Instructions to follow
Return each entry exactly, with none missing.

## start

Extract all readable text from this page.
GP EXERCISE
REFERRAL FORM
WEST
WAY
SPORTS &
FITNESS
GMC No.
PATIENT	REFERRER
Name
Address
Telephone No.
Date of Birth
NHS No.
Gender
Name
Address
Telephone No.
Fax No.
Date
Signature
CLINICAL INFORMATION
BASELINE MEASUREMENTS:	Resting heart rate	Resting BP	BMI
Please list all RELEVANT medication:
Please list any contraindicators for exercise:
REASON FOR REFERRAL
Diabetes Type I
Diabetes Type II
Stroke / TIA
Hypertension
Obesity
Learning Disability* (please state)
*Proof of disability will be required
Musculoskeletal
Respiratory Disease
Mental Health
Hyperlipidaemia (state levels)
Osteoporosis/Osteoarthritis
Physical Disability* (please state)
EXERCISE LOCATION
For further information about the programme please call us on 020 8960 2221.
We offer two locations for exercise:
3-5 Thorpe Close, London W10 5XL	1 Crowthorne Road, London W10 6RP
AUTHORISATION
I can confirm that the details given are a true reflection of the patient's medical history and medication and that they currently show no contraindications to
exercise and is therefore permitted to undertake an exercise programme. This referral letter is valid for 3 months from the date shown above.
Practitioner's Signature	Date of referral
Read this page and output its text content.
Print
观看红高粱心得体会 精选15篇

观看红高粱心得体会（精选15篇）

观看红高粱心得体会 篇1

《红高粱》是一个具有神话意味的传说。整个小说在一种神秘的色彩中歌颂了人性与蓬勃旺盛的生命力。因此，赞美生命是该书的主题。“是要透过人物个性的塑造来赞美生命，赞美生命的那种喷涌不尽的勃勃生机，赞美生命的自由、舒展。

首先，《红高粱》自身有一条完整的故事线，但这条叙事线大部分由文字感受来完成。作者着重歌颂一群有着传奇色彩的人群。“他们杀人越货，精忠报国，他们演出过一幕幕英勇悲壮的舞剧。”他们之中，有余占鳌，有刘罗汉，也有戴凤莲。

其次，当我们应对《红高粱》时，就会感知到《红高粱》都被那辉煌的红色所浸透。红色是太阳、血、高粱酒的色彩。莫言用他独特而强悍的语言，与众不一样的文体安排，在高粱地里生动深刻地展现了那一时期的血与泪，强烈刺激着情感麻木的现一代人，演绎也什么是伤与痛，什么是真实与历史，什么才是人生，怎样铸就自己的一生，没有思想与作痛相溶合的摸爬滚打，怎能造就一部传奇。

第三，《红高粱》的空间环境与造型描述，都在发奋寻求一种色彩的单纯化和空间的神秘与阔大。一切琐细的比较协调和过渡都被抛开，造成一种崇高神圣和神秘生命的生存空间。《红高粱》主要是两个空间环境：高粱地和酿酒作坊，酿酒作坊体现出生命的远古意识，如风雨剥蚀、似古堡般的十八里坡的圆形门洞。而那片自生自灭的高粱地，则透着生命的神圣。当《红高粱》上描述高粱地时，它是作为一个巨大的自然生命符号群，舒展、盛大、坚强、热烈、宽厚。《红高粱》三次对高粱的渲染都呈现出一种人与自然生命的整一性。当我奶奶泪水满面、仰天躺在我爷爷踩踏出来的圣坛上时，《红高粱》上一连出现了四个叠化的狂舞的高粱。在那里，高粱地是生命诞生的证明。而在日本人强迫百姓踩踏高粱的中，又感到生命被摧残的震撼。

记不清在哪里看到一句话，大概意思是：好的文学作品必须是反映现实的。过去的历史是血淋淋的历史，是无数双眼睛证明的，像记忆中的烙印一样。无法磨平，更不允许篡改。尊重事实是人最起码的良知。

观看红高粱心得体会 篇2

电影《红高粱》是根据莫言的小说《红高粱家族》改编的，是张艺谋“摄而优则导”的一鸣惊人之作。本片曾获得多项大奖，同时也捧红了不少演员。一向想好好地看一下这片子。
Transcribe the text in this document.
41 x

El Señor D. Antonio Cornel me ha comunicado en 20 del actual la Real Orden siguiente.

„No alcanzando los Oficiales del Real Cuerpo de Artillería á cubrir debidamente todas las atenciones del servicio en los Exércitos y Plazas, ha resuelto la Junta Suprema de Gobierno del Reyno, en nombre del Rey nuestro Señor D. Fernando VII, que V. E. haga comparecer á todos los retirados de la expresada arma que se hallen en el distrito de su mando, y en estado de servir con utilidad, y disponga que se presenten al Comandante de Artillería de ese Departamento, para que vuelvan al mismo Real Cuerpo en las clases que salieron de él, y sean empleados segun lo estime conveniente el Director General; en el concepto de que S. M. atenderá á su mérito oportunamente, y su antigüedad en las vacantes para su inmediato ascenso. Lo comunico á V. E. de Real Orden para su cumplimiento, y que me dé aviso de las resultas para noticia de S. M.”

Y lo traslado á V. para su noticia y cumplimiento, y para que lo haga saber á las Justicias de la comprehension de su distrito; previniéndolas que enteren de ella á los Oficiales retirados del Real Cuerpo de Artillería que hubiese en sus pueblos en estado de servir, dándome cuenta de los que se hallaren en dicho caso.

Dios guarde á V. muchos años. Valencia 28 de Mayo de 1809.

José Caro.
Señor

## end

Task output
Extract all readable text from this page.
GP EXERCISE
REFERRAL FORM
WEST
WAY
SPORTS &
FITNESS
GMC No.
PATIENT	REFERRER
Name
Address
Telephone No.
Date of Birth
NHS No.
Gender
Name
Address
Telephone No.
Fax No.
Date
Signature
CLINICAL INFORMATION
BASELINE MEASUREMENTS:	Resting heart rate	Resting BP	BMI
Please list all RELEVANT medication:
Please list any contraindicators for exercise:
REASON FOR REFERRAL
Diabetes Type I
Diabetes Type II
Stroke / TIA
Hypertension
Obesity
Learning Disability* (please state)
*Proof of disability will be required
Musculoskeletal
Respiratory Disease
Mental Health
Hyperlipidaemia (state levels)
Osteoporosis/Osteoarthritis
Physical Disability* (please state)
EXERCISE LOCATION
For further information about the programme please call us on 020 8960 2221.
We offer two locations for exercise:
3-5 Thorpe Close, London W10 5XL	1 Crowthorne Road, London W10 6RP
AUTHORISATION
I can confirm that the details given are a true reflection of the patient's medical history and medication and that they currently show no contraindications to
exercise and is therefore permitted to undertake an exercise programme. This referral letter is valid for 3 months from the date shown above.
Practitioner's Signature	Date of referral
Read this page and output its text content.
Print
观看红高粱心得体会 精选15篇

观看红高粱心得体会（精选15篇）

观看红高粱心得体会 篇1

《红高粱》是一个具有神话意味的传说。整个小说在一种神秘的色彩中歌颂了人性与蓬勃旺盛的生命力。因此，赞美生命是该书的主题。“是要透过人物个性的塑造来赞美生命，赞美生命的那种喷涌不尽的勃勃生机，赞美生命的自由、舒展。

首先，《红高粱》自身有一条完整的故事线，但这条叙事线大部分由文字感受来完成。作者着重歌颂一群有着传奇色彩的人群。“他们杀人越货，精忠报国，他们演出过一幕幕英勇悲壮的舞剧。”他们之中，有余占鳌，有刘罗汉，也有戴凤莲。

其次，当我们应对《红高粱》时，就会感知到《红高粱》都被那辉煌的红色所浸透。红色是太阳、血、高粱酒的色彩。莫言用他独特而强悍的语言，与众不一样的文体安排，在高粱地里生动深刻地展现了那一时期的血与泪，强烈刺激着情感麻木的现一代人，演绎也什么是伤与痛，什么是真实与历史，什么才是人生，怎样铸就自己的一生，没有思想与作痛相溶合的摸爬滚打，怎能造就一部传奇。

第三，《红高粱》的空间环境与造型描述，都在发奋寻求一种色彩的单纯化和空间的神秘与阔大。一切琐细的比较协调和过渡都被抛开，造成一种崇高神圣和神秘生命的生存空间。《红高粱》主要是两个空间环境：高粱地和酿酒作坊，酿酒作坊体现出生命的远古意识，如风雨剥蚀、似古堡般的十八里坡的圆形门洞。而那片自生自灭的高粱地，则透着生命的神圣。当《红高粱》上描述高粱地时，它是作为一个巨大的自然生命符号群，舒展、盛大、坚强、热烈、宽厚。《红高粱》三次对高粱的渲染都呈现出一种人与自然生命的整一性。当我奶奶泪水满面、仰天躺在我爷爷踩踏出来的圣坛上时，《红高粱》上一连出现了四个叠化的狂舞的高粱。在那里，高粱地是生命诞生的证明。而在日本人强迫百姓踩踏高粱的中，又感到生命被摧残的震撼。

记不清在哪里看到一句话，大概意思是：好的文学作品必须是反映现实的。过去的历史是血淋淋的历史，是无数双眼睛证明的，像记忆中的烙印一样。无法磨平，更不允许篡改。尊重事实是人最起码的良知。

观看红高粱心得体会 篇2

电影《红高粱》是根据莫言的小说《红高粱家族》改编的，是张艺谋“摄而优则导”的一鸣惊人之作。本片曾获得多项大奖，同时也捧红了不少演员。一向想好好地看一下这片子。
Transcribe the text in this document.
41 x

El Señor D. Antonio Cornel me ha comunicado en 20 del actual la Real Orden siguiente.

„No alcanzando los Oficiales del Real Cuerpo de Artillería á cubrir debidamente todas las atenciones del servicio en los Exércitos y Plazas, ha resuelto la Junta Suprema de Gobierno del Reyno, en nombre del Rey nuestro Señor D. Fernando VII, que V. E. haga comparecer á todos los retirados de la expresada arma que se hallen en el distrito de su mando, y en estado de servir con utilidad, y disponga que se presenten al Comandante de Artillería de ese Departamento, para que vuelvan al mismo Real Cuerpo en las clases que salieron de él, y sean empleados segun lo estime conveniente el Director General; en el concepto de que S. M. atenderá á su mérito oportunamente, y su antigüedad en las vacantes para su inmediato ascenso. Lo comunico á V. E. de Real Orden para su cumplimiento, y que me dé aviso de las resultas para noticia de S. M.”

Y lo traslado á V. para su noticia y cumplimiento, y para que lo haga saber á las Justicias de la comprehension de su distrito; previniéndolas que enteren de ella á los Oficiales retirados del Real Cuerpo de Artillería que hubiese en sus pueblos en estado de servir, dándome cuenta de los que se hallaren en dicho caso.

Dios guarde á V. muchos años. Valencia 28 de Mayo de 1809.

José Caro.
Señor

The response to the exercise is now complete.